▸ **Questions à traiter**:
[A] Dans le document source, relevez toutes les villes citées comme centres régionaux retenus.
[B] D'après le document source, combien de centres régionaux pourront encore délivrer des visas en Afrique ?
[C] Recopiez le passage du document source qui va de "Malgré le retrait" jusqu'à "et sécuritaires nationales.".

▸ **Document source**:
☆ ☆ ☆
L’administration américaine prévoit de restructurer en profondeur son réseau consulaire sur le continent africain en réduisant drastiquement le nombre de sites habilités à délivrer des visas, qui passerait d’une cinquantaine à seulement vingt centres régionaux. Cette réforme d’envergure, qui pourrait s’appliquer dès le mois de juin sans qu’un calendrier officiel n’ait été définitivement arrêté, s’aligne sur le durcissement de la politique migratoire du président Donald Trump.
Pour les demandeurs de visa résidant dans des pays non retenus, l’accès aux formalités administratives et aux entretiens consulaires deviendra nettement plus complexe et onéreux, puisqu’ils devront désormais se déplacer dans un État voisin abritant l’un des hubs sélectionnés, parmi lesquels figurent des métropelles telles qu’Abidjan, Dakar, Accra, Johannesburg ou Nairobi.
Malgré le retrait de leurs compétences en matière de visas ordinaires, les ambassades et consulats non sélectionnés ne fermeront pas leurs portes et maintiendront leurs activités d’assistance aux ressortissants américains, la gestion des urgences ainsi que le traitement des demandes de visas diplomatiques. Cette réorganisation consulaire s’inscrit plus largement dans une révision globale du dispositif diplomatique mondial menée par le département d’État afin de réorienter les moyens de Washington vers ses priorités stratégiques et sécuritaires nationales.
☆ ☆ ☆
▸ **Contenu des données**:
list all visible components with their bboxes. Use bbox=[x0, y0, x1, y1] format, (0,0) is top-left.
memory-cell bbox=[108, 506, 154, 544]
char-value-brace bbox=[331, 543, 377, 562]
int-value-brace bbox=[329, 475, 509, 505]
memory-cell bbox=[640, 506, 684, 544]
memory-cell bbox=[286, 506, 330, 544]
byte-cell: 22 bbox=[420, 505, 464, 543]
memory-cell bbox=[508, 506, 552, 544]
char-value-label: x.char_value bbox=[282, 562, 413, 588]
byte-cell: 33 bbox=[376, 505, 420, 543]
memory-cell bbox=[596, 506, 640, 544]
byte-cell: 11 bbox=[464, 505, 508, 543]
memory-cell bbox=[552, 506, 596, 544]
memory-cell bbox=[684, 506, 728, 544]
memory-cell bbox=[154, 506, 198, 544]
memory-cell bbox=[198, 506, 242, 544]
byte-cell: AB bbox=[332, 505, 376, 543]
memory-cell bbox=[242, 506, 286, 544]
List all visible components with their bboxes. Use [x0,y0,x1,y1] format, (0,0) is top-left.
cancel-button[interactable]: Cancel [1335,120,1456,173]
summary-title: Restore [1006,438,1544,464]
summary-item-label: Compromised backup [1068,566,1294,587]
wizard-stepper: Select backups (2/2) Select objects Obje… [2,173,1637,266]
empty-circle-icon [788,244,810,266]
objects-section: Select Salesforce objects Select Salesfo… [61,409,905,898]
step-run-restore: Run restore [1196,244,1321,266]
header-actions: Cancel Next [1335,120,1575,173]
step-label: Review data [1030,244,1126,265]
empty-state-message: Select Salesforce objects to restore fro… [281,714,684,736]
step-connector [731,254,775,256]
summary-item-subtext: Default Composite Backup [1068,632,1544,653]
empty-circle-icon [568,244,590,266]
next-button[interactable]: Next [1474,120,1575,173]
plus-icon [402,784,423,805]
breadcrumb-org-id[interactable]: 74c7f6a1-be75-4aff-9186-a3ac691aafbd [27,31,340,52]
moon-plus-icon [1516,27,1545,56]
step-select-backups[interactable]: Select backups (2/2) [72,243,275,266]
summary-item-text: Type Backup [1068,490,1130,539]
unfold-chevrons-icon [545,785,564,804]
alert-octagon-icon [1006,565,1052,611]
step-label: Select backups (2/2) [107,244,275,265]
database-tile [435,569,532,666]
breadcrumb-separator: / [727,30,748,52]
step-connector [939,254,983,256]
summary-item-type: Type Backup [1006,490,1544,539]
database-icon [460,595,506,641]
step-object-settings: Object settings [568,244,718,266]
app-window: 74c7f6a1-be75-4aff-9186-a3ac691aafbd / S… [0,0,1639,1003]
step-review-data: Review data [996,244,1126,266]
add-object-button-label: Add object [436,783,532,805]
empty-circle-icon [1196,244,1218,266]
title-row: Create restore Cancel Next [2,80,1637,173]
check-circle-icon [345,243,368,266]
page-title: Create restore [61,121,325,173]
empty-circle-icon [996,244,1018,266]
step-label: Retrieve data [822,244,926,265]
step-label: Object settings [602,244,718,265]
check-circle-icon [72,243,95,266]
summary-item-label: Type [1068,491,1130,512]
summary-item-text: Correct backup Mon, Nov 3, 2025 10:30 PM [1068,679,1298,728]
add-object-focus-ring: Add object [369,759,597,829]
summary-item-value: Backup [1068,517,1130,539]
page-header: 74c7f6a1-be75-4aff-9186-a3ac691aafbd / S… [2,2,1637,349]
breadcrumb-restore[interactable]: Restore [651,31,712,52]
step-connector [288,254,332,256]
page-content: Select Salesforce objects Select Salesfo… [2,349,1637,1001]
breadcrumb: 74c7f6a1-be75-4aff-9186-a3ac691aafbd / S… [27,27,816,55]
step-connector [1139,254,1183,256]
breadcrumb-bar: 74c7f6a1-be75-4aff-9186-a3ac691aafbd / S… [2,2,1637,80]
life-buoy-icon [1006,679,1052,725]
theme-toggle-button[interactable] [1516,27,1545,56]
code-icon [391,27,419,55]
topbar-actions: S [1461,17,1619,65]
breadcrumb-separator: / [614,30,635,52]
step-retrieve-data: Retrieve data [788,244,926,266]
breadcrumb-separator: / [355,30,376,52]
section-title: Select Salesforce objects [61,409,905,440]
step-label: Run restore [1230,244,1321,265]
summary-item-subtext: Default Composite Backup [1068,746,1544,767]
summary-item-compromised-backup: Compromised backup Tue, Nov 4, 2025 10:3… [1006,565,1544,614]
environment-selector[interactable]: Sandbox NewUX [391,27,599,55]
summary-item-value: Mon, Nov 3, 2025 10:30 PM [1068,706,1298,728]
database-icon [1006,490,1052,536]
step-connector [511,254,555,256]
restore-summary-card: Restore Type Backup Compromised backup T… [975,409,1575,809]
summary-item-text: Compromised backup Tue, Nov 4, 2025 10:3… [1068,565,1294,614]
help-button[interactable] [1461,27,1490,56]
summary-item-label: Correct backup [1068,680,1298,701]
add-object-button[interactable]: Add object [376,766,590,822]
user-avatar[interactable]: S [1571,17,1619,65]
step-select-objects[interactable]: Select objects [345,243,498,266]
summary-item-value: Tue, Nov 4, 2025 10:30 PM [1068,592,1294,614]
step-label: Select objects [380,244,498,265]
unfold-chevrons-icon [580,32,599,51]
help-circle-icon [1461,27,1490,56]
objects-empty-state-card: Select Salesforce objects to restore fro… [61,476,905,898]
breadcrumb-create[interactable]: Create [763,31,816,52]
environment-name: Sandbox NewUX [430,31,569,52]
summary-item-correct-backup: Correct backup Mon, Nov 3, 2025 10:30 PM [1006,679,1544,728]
☆ ☆ ☆
▸ **Réponses dans l'ordre**:
[A] Abidjan, Dakar, Accra, Johannesburg, Nairobi

[B] Seulement vingt centres régionaux.

[C]
Malgré le retrait de leurs compétences en matière de visas ordinaires, les ambassades et consulats non sélectionnés ne fermeront pas leurs portes et maintiendront leurs activités d’assistance aux ressortissants américains, la gestion des urgences ainsi que le traitement des demandes de visas diplomatiques. Cette réorganisation consulaire s’inscrit plus largement dans une révision globale du dispositif diplomatique mondial menée par le département d’État afin de réorienter les moyens de Washington vers ses priorités stratégiques et sécuritaires nationales.